Lay out the lines below as a JSON list of strings, one string per line and no blank lines. Use only the stretch from the first line through the line containing "- sliders-icon: [104, 235, 118, 249]".

☆ ☆ ☆ ☆ ☆

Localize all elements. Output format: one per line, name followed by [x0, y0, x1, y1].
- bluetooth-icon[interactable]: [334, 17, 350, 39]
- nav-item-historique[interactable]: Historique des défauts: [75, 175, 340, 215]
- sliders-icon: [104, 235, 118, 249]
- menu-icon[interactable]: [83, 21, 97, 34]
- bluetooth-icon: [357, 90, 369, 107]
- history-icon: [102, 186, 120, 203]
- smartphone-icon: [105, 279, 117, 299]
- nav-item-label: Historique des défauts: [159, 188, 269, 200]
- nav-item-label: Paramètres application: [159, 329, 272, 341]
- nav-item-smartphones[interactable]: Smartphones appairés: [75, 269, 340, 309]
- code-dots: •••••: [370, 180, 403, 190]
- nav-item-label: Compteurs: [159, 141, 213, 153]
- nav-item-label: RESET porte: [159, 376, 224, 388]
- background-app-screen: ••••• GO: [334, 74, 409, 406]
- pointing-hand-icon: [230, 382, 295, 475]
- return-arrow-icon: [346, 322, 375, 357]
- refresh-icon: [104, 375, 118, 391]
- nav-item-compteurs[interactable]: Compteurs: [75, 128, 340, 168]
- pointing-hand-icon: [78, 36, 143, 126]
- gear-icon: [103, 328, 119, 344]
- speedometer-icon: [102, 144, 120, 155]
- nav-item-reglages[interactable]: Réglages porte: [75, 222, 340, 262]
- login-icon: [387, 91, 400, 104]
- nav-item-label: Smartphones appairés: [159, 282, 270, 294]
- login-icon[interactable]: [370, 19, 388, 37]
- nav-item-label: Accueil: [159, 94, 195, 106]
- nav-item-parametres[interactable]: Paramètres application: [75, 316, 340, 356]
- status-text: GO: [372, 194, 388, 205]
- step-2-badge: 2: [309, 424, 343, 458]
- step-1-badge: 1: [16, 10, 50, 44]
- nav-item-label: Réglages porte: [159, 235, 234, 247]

☆ ☆ ☆ ☆ ☆

▸ **Result for this task**
[
  "Localize all elements. Output format: one per line, name followed by [x0, y0, x1, y1].",
  "- bluetooth-icon[interactable]: [334, 17, 350, 39]",
  "- nav-item-historique[interactable]: Historique des défauts: [75, 175, 340, 215]",
  "- sliders-icon: [104, 235, 118, 249]"
]